-- Written task --
Edit the material below by replacing "Percentage of Revenues" with "Share of Revenues", and reproduce every other line without alteration.

-- Listed records --
------------------------------
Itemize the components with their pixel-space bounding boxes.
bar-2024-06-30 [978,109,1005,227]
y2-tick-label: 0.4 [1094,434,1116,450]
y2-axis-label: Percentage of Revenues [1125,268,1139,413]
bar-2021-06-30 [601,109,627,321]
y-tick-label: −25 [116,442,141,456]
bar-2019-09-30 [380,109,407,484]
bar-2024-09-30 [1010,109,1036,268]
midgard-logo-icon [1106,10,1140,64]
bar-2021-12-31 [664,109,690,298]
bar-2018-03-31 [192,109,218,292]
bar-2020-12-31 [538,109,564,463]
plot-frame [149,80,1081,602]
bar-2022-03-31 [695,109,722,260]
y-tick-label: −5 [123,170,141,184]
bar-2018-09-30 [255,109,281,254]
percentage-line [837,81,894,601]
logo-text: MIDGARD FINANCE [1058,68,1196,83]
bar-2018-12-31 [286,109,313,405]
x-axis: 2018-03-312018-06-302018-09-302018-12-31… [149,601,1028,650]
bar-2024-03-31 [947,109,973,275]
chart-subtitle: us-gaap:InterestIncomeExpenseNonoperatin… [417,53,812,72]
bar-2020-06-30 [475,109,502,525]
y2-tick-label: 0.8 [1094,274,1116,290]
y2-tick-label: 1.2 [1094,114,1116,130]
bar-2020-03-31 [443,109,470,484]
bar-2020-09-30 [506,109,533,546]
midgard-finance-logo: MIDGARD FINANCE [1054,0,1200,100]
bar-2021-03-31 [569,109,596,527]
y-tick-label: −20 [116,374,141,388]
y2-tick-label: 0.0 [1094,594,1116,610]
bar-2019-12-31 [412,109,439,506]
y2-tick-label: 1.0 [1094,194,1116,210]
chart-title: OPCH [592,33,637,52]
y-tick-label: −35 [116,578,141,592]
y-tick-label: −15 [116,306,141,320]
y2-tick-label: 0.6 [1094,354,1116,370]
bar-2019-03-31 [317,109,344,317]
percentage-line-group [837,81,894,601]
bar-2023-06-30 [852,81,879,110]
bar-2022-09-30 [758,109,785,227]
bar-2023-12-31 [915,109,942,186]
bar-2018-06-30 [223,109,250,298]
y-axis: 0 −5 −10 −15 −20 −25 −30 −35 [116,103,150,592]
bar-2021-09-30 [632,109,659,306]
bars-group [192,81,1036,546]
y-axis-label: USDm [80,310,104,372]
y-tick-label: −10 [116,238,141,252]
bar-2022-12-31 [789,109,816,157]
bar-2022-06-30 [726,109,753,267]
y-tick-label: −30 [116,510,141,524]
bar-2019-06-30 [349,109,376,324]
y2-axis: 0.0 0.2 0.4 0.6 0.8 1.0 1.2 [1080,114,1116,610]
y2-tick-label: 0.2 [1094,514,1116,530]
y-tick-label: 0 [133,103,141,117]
------------------------------
-- Output --
Itemize the components with their pixel-space bounding boxes.
bar-2024-06-30 [978,109,1005,227]
y2-tick-label: 0.4 [1094,434,1116,450]
y2-axis-label: Share of Revenues [1125,268,1139,413]
bar-2021-06-30 [601,109,627,321]
y-tick-label: −25 [116,442,141,456]
bar-2019-09-30 [380,109,407,484]
bar-2024-09-30 [1010,109,1036,268]
midgard-logo-icon [1106,10,1140,64]
bar-2021-12-31 [664,109,690,298]
bar-2018-03-31 [192,109,218,292]
bar-2020-12-31 [538,109,564,463]
plot-frame [149,80,1081,602]
bar-2022-03-31 [695,109,722,260]
y-tick-label: −5 [123,170,141,184]
bar-2018-09-30 [255,109,281,254]
percentage-line [837,81,894,601]
logo-text: MIDGARD FINANCE [1058,68,1196,83]
bar-2018-12-31 [286,109,313,405]
x-axis: 2018-03-312018-06-302018-09-302018-12-31… [149,601,1028,650]
bar-2024-03-31 [947,109,973,275]
chart-subtitle: us-gaap:InterestIncomeExpenseNonoperatin… [417,53,812,72]
bar-2020-06-30 [475,109,502,525]
y2-tick-label: 0.8 [1094,274,1116,290]
y2-tick-label: 1.2 [1094,114,1116,130]
bar-2020-03-31 [443,109,470,484]
bar-2020-09-30 [506,109,533,546]
midgard-finance-logo: MIDGARD FINANCE [1054,0,1200,100]
bar-2021-03-31 [569,109,596,527]
y-tick-label: −20 [116,374,141,388]
y2-tick-label: 0.0 [1094,594,1116,610]
bar-2019-12-31 [412,109,439,506]
y2-tick-label: 1.0 [1094,194,1116,210]
chart-title: OPCH [592,33,637,52]
y-tick-label: −35 [116,578,141,592]
y-tick-label: −15 [116,306,141,320]
y2-tick-label: 0.6 [1094,354,1116,370]
bar-2019-03-31 [317,109,344,317]
percentage-line-group [837,81,894,601]
bar-2023-06-30 [852,81,879,110]
bar-2022-09-30 [758,109,785,227]
bar-2023-12-31 [915,109,942,186]
bar-2018-06-30 [223,109,250,298]
y-axis: 0 −5 −10 −15 −20 −25 −30 −35 [116,103,150,592]
bar-2021-09-30 [632,109,659,306]
bars-group [192,81,1036,546]
y-axis-label: USDm [80,310,104,372]
y-tick-label: −10 [116,238,141,252]
bar-2022-12-31 [789,109,816,157]
bar-2022-06-30 [726,109,753,267]
y-tick-label: −30 [116,510,141,524]
bar-2019-06-30 [349,109,376,324]
y2-axis: 0.0 0.2 0.4 0.6 0.8 1.0 1.2 [1080,114,1116,610]
y2-tick-label: 0.2 [1094,514,1116,530]
y-tick-label: 0 [133,103,141,117]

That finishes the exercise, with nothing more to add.